EXERCISE INSTRUCTIONS =
(1) In the passage on singular vectors in the Eady model, which two diagnostic methods are used to examine SV evolution?
(2) Please carry on the passage on singular vectors in the Eady model, starting after its final sentence.

PASSAGE SHOWN =
##########

A diagnosis of singular vector (SV) evolution in the Eady model for the potential enstrophy and energy norms is performed using potential vorticity (PV) inversion and Eliassen–Palm (E–P) flux diagnostics, and compared with the SV evolution for the streamfunction variance norm. The diagnostics reveal that the mechanism for SV amplification depends on the initial relative magnitudes of the interior PV and boundary temperature anomalies (BTAs). In addition, the relative magnitudes of the initial PV and BTAs are dependent on the norm chosen, the length scale of the perturbation, and the length of the optimization interval.

##########

DATA EXTRACTS =
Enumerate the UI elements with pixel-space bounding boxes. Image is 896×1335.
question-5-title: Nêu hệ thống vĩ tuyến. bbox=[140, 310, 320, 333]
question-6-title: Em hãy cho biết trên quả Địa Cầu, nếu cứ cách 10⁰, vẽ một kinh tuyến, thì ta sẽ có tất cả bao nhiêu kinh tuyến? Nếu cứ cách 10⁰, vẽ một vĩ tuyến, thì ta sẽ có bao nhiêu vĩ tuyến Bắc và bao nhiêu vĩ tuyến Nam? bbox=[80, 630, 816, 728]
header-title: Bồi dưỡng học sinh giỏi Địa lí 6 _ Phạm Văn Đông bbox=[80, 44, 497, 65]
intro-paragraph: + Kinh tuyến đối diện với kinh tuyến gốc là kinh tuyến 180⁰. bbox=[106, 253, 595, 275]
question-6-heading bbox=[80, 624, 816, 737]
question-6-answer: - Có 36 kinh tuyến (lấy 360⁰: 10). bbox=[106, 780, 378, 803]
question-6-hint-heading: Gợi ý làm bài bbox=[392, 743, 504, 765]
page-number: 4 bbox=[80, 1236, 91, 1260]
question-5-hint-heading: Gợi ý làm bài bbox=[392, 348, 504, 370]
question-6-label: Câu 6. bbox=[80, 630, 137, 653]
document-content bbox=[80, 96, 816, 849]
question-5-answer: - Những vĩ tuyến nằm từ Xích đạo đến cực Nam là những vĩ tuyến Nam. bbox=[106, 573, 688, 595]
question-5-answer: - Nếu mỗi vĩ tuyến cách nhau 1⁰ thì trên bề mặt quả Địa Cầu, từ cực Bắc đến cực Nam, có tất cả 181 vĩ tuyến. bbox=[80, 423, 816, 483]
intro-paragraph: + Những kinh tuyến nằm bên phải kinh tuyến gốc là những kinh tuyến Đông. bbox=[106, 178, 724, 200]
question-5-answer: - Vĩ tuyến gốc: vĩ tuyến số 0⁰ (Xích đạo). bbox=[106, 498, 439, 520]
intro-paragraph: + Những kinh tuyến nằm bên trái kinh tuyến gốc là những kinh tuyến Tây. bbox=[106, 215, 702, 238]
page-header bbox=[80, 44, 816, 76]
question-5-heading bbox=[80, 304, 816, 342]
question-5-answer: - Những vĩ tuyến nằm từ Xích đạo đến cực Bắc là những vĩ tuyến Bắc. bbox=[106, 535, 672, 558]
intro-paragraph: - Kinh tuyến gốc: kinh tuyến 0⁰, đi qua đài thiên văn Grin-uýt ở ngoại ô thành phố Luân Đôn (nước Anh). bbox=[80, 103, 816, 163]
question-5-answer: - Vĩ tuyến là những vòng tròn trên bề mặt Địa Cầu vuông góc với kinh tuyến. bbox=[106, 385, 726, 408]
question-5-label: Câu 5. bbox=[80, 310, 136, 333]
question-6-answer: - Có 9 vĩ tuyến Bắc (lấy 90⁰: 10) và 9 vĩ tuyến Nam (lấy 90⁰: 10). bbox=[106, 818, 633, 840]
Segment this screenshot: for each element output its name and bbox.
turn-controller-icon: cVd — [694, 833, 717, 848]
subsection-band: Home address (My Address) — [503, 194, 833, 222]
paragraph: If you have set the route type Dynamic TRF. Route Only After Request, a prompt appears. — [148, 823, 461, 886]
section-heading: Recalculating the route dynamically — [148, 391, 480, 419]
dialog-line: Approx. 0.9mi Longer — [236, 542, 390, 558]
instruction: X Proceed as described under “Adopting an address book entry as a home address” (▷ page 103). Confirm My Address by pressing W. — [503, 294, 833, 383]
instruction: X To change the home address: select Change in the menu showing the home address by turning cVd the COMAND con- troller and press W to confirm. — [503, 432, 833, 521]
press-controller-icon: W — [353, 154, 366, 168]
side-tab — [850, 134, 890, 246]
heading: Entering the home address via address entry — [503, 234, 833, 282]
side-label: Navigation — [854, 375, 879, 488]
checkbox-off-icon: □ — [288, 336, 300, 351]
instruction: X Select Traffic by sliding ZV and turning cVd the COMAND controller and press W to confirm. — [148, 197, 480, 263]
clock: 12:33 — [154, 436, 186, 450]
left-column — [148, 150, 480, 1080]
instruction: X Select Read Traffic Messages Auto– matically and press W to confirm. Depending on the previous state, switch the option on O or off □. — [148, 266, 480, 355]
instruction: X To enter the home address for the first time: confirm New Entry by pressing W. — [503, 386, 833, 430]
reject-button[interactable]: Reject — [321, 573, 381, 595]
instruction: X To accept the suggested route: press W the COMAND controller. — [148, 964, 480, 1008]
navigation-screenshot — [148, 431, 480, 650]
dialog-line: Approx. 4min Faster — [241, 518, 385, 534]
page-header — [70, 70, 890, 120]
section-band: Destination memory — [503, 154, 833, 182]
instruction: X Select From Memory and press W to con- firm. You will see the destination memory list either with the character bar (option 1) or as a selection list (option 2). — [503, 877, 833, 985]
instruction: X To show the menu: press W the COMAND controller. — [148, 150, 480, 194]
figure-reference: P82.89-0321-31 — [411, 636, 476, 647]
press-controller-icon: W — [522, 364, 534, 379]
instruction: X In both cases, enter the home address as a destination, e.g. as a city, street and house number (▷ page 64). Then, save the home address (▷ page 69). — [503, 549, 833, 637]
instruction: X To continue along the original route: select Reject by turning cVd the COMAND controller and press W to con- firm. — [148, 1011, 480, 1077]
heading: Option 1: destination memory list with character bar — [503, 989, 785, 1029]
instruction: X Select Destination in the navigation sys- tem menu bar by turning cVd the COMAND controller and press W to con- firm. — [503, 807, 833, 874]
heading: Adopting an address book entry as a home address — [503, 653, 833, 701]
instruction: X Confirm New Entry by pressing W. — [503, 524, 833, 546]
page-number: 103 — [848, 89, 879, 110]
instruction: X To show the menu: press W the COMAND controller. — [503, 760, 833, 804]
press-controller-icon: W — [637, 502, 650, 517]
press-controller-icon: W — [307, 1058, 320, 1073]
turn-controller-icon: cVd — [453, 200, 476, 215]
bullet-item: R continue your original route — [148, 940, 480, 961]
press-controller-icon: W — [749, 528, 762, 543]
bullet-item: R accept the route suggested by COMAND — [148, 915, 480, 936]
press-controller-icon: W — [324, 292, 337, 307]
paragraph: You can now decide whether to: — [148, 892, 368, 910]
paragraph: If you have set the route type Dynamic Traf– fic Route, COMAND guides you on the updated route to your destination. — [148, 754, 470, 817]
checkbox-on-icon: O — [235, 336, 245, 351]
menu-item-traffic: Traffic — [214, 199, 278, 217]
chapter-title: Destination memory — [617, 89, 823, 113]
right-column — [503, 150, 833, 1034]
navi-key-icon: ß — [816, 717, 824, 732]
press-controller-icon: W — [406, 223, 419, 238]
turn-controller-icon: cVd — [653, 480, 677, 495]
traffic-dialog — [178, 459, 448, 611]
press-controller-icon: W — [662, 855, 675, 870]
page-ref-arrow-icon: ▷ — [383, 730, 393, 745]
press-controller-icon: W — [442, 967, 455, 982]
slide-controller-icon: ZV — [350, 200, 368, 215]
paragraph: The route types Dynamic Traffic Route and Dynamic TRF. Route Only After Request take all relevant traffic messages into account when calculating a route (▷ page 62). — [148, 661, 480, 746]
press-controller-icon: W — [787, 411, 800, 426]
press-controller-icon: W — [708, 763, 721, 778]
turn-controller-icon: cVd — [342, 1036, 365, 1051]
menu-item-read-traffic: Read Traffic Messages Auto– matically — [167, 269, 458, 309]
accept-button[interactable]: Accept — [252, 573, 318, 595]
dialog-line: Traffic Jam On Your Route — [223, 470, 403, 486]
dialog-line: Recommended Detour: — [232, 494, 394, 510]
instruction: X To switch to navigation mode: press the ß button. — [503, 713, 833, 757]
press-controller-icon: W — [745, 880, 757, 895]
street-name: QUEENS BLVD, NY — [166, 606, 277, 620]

##########

WRITTEN ANSWERS =
(1) Potential vorticity (PV) inversion and Eliassen–Palm (E–P) flux diagnostics.

(2)
If the initial contribution of the PV to a given norm is larger than the contribution of the BTAs to that norm, then the SV evolution in that norm is governed by the baroclinic superposition of the interior PV followed by an amplification of the BTAs by winds attributed to the interior PV. In the other case, the mutual interaction of BTAs governs the SV evolution. The initial interior PV is most important for the energy and streamfunction variance SVs, but is less important for the potential enstrophy SVs. Excluding the longwave (i.e., wavelengths longer than the Eady instability cutoff) enstrophy norm SVs, for the shortwave SVs and for long optimization times, the importance of the initial interior PV is most apparent.

In the view of targeted observations, the sensitive regions indicated by the SV analysis can be identified with particular mechanisms for SV development. The forecast measure may be considered sensitive in some regions in the sense that the forecast measure exhibits a large response to small changes in the initial conditions in those regions. The potential enstrophy norm is identified as being dynamically sensitive at the boundaries in contrast to the energy and streamfunction variance norm in the midtroposphere. It is suggested that subjective PV diagnosis of sensitivity may be viewed as being consistent with an objective diagnosis of sensitivity using potential enstrophy norm SVs.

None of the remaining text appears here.